Stored entries:

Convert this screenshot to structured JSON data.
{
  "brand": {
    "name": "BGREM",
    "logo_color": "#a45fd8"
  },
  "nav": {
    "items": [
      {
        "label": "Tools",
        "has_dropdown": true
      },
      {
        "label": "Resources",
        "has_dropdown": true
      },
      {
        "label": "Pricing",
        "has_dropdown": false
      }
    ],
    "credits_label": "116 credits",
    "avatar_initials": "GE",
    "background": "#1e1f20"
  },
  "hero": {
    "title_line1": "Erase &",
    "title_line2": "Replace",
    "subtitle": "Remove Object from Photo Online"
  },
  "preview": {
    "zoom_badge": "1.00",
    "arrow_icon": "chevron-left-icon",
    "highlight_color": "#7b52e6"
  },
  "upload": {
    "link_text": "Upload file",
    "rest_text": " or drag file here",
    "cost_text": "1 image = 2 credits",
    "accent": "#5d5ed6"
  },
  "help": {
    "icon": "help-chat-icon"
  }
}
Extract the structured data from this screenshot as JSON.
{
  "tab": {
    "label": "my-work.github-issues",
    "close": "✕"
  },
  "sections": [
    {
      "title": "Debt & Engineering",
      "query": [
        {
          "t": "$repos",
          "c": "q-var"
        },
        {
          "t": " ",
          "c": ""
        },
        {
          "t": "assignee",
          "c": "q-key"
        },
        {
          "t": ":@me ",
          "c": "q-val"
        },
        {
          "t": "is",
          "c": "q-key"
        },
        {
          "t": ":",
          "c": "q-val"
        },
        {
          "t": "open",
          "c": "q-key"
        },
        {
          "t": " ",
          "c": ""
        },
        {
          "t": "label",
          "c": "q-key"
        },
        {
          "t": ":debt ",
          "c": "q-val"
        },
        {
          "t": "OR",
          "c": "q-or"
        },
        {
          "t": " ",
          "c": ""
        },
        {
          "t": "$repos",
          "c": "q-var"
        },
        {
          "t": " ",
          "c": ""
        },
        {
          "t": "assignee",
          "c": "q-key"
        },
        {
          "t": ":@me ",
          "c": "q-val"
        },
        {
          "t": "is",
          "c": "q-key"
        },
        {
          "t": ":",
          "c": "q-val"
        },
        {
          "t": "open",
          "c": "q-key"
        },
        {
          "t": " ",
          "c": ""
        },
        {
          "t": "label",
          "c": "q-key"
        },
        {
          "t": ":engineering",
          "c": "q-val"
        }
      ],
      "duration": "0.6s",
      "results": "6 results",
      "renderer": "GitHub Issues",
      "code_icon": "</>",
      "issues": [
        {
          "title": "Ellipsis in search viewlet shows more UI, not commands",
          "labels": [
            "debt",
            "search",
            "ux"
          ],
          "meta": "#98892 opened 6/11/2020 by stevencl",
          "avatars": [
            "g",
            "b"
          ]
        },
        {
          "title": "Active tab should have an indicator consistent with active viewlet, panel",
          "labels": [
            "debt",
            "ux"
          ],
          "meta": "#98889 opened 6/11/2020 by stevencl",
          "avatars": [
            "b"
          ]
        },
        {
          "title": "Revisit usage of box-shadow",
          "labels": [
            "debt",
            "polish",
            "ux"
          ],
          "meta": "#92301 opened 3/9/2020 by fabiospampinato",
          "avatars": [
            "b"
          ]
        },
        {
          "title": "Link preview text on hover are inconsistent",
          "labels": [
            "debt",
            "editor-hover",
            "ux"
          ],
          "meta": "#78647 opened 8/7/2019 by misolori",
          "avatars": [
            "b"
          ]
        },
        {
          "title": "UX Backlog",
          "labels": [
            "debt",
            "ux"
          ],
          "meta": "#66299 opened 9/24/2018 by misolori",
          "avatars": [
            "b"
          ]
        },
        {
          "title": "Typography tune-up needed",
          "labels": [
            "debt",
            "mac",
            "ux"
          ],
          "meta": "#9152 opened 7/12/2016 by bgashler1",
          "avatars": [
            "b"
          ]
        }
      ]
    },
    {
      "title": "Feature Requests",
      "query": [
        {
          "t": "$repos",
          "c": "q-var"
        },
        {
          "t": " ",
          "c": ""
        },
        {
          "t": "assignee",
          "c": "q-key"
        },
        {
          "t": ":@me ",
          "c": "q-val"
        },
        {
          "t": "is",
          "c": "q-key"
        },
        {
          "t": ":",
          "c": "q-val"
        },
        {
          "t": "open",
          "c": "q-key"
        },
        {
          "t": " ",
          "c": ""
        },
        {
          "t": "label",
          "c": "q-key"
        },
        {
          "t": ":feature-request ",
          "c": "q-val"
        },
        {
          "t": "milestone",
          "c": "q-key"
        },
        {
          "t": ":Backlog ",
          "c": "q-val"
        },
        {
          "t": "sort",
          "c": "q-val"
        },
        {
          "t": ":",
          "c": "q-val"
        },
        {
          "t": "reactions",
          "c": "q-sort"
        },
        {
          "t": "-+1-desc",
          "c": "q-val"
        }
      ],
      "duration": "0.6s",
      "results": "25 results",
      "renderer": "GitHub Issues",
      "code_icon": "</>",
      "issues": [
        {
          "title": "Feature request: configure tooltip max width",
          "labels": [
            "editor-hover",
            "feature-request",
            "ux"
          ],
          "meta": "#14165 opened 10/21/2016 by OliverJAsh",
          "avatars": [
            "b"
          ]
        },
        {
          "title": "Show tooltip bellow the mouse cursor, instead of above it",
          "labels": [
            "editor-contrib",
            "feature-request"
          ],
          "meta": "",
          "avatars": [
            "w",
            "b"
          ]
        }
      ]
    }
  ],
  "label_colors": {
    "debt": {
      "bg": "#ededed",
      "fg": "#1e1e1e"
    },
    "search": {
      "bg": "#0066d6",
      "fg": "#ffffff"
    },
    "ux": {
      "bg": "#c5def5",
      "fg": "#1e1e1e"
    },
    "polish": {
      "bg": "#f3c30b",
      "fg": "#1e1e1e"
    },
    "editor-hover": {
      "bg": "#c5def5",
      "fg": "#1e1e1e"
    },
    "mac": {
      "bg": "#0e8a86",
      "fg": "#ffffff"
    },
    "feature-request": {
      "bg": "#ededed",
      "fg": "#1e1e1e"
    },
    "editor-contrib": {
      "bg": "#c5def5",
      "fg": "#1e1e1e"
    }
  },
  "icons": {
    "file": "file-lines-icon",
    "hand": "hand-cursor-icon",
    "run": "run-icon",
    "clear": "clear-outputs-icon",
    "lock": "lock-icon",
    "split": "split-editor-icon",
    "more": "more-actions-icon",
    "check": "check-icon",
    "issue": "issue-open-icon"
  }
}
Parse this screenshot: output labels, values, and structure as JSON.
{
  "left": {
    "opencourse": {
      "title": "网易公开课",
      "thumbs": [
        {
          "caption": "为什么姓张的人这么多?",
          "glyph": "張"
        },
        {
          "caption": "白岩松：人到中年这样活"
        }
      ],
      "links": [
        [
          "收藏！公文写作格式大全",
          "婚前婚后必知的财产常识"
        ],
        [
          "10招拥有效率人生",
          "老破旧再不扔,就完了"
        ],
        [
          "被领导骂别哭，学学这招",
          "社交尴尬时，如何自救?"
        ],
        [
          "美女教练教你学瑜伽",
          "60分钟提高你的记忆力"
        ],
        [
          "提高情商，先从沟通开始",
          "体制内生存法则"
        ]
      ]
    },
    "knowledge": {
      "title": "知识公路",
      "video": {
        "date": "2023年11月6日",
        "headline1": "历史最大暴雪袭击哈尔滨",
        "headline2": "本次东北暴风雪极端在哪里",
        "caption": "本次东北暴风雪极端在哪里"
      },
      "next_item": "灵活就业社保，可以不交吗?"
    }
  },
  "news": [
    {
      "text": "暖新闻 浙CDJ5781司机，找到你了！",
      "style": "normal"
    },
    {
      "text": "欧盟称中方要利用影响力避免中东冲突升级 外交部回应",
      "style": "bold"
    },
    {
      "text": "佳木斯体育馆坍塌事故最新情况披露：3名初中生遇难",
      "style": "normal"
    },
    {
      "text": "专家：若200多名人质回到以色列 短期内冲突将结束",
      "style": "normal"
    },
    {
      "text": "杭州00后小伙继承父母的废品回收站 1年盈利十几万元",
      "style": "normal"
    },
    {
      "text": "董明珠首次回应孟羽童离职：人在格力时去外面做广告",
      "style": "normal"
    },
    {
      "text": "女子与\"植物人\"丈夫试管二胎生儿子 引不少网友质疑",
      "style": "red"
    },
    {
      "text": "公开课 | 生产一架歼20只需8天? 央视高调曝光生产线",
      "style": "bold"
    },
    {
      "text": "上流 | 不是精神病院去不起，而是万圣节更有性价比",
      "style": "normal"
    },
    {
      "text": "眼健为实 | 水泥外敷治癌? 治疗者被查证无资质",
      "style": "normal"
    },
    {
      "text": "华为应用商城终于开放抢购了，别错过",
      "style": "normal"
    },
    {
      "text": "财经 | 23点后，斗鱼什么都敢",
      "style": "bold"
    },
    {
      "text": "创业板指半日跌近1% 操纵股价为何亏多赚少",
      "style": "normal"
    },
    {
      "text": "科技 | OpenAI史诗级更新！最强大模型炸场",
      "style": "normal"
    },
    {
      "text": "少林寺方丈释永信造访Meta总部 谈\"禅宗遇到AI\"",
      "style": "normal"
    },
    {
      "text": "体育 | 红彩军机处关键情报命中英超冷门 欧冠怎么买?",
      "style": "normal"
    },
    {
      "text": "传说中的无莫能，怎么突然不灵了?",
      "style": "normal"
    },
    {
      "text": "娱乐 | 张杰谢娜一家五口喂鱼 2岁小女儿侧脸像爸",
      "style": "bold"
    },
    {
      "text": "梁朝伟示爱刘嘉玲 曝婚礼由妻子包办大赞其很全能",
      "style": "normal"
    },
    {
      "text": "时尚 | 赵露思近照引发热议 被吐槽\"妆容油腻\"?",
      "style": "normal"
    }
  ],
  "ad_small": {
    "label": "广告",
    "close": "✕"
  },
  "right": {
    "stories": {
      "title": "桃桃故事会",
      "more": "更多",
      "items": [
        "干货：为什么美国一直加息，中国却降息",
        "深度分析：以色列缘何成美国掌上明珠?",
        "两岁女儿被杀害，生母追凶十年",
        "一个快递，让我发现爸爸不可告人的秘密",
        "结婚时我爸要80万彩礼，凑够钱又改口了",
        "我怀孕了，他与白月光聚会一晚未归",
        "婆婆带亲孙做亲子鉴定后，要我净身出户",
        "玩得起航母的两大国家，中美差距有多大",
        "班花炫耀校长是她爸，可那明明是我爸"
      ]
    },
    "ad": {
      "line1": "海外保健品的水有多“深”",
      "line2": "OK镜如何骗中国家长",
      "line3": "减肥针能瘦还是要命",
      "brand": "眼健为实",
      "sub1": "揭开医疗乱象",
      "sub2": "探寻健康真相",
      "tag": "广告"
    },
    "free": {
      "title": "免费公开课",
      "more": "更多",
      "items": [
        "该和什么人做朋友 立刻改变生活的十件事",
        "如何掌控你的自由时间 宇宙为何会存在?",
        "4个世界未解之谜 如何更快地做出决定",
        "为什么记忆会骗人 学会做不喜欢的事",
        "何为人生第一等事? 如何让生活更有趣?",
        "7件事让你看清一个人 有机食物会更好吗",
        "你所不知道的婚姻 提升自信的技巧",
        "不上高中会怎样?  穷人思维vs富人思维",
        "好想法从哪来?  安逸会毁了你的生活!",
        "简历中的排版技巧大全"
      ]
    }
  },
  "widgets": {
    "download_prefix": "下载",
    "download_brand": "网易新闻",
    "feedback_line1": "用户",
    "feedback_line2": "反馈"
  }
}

Required task:
Find the string "from" in the entries above and return each line that holds it.

Reply:
    "subtitle": "Remove Object from Photo Online"
Extract the structured data from this screenshot as JSON.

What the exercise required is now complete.